— REQUIREMENTS —
Repeat, line for line, the entries printed below.

— DATA TO PROCESS —
+===+
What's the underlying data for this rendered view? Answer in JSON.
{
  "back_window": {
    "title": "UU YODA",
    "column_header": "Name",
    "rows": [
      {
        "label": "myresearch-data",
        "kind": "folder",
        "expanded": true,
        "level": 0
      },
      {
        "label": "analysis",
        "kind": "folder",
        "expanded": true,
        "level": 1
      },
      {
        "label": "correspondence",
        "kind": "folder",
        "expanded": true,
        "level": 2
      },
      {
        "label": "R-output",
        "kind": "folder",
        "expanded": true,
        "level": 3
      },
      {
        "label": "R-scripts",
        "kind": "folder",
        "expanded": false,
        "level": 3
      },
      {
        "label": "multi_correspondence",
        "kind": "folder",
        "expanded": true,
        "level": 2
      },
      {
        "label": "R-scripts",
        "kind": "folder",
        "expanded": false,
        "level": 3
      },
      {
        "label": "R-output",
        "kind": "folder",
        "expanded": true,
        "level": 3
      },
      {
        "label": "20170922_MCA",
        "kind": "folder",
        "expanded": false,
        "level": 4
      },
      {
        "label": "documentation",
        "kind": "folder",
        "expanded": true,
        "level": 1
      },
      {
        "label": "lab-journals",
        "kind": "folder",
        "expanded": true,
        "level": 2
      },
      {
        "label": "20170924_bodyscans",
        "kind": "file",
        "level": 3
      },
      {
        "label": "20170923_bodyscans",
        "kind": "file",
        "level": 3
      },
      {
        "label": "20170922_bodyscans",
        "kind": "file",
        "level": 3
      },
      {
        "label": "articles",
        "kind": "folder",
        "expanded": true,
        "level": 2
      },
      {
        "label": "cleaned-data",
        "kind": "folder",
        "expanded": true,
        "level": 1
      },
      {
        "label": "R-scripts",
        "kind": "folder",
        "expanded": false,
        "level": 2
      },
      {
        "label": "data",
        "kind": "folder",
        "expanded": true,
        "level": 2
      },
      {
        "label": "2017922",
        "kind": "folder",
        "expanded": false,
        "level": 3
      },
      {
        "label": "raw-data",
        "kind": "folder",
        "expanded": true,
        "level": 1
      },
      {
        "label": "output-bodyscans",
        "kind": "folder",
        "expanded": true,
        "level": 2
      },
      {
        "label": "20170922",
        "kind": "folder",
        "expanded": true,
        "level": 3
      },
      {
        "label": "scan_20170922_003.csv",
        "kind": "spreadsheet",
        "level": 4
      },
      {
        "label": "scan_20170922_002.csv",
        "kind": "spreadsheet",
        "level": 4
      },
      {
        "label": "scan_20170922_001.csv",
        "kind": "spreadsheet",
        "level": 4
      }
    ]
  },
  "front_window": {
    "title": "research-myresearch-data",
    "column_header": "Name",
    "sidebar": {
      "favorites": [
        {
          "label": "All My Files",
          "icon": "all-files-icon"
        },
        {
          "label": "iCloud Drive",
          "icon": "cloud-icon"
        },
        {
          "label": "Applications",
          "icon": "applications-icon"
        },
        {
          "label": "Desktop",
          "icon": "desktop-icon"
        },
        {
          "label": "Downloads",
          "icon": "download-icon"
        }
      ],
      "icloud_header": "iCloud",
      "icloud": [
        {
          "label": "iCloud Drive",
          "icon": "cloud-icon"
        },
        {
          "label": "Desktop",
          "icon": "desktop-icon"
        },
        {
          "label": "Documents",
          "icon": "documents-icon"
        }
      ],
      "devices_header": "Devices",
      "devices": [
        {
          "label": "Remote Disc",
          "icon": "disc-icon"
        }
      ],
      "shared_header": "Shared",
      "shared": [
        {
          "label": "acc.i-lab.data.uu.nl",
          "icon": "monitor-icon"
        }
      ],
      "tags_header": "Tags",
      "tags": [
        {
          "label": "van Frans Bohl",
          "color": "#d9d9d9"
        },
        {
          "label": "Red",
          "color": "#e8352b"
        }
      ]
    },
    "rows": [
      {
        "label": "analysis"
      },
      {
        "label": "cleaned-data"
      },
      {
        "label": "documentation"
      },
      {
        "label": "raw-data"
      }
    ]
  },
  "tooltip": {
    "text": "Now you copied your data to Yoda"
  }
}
+===+
— RESPONSE —
What's the underlying data for this rendered view? Answer in JSON.
{
  "back_window": {
    "title": "UU YODA",
    "column_header": "Name",
    "rows": [
      {
        "label": "myresearch-data",
        "kind": "folder",
        "expanded": true,
        "level": 0
      },
      {
        "label": "analysis",
        "kind": "folder",
        "expanded": true,
        "level": 1
      },
      {
        "label": "correspondence",
        "kind": "folder",
        "expanded": true,
        "level": 2
      },
      {
        "label": "R-output",
        "kind": "folder",
        "expanded": true,
        "level": 3
      },
      {
        "label": "R-scripts",
        "kind": "folder",
        "expanded": false,
        "level": 3
      },
      {
        "label": "multi_correspondence",
        "kind": "folder",
        "expanded": true,
        "level": 2
      },
      {
        "label": "R-scripts",
        "kind": "folder",
        "expanded": false,
        "level": 3
      },
      {
        "label": "R-output",
        "kind": "folder",
        "expanded": true,
        "level": 3
      },
      {
        "label": "20170922_MCA",
        "kind": "folder",
        "expanded": false,
        "level": 4
      },
      {
        "label": "documentation",
        "kind": "folder",
        "expanded": true,
        "level": 1
      },
      {
        "label": "lab-journals",
        "kind": "folder",
        "expanded": true,
        "level": 2
      },
      {
        "label": "20170924_bodyscans",
        "kind": "file",
        "level": 3
      },
      {
        "label": "20170923_bodyscans",
        "kind": "file",
        "level": 3
      },
      {
        "label": "20170922_bodyscans",
        "kind": "file",
        "level": 3
      },
      {
        "label": "articles",
        "kind": "folder",
        "expanded": true,
        "level": 2
      },
      {
        "label": "cleaned-data",
        "kind": "folder",
        "expanded": true,
        "level": 1
      },
      {
        "label": "R-scripts",
        "kind": "folder",
        "expanded": false,
        "level": 2
      },
      {
        "label": "data",
        "kind": "folder",
        "expanded": true,
        "level": 2
      },
      {
        "label": "2017922",
        "kind": "folder",
        "expanded": false,
        "level": 3
      },
      {
        "label": "raw-data",
        "kind": "folder",
        "expanded": true,
        "level": 1
      },
      {
        "label": "output-bodyscans",
        "kind": "folder",
        "expanded": true,
        "level": 2
      },
      {
        "label": "20170922",
        "kind": "folder",
        "expanded": true,
        "level": 3
      },
      {
        "label": "scan_20170922_003.csv",
        "kind": "spreadsheet",
        "level": 4
      },
      {
        "label": "scan_20170922_002.csv",
        "kind": "spreadsheet",
        "level": 4
      },
      {
        "label": "scan_20170922_001.csv",
        "kind": "spreadsheet",
        "level": 4
      }
    ]
  },
  "front_window": {
    "title": "research-myresearch-data",
    "column_header": "Name",
    "sidebar": {
      "favorites": [
        {
          "label": "All My Files",
          "icon": "all-files-icon"
        },
        {
          "label": "iCloud Drive",
          "icon": "cloud-icon"
        },
        {
          "label": "Applications",
          "icon": "applications-icon"
        },
        {
          "label": "Desktop",
          "icon": "desktop-icon"
        },
        {
          "label": "Downloads",
          "icon": "download-icon"
        }
      ],
      "icloud_header": "iCloud",
      "icloud": [
        {
          "label": "iCloud Drive",
          "icon": "cloud-icon"
        },
        {
          "label": "Desktop",
          "icon": "desktop-icon"
        },
        {
          "label": "Documents",
          "icon": "documents-icon"
        }
      ],
      "devices_header": "Devices",
      "devices": [
        {
          "label": "Remote Disc",
          "icon": "disc-icon"
        }
      ],
      "shared_header": "Shared",
      "shared": [
        {
          "label": "acc.i-lab.data.uu.nl",
          "icon": "monitor-icon"
        }
      ],
      "tags_header": "Tags",
      "tags": [
        {
          "label": "van Frans Bohl",
          "color": "#d9d9d9"
        },
        {
          "label": "Red",
          "color": "#e8352b"
        }
      ]
    },
    "rows": [
      {
        "label": "analysis"
      },
      {
        "label": "cleaned-data"
      },
      {
        "label": "documentation"
      },
      {
        "label": "raw-data"
      }
    ]
  },
  "tooltip": {
    "text": "Now you copied your data to Yoda"
  }
}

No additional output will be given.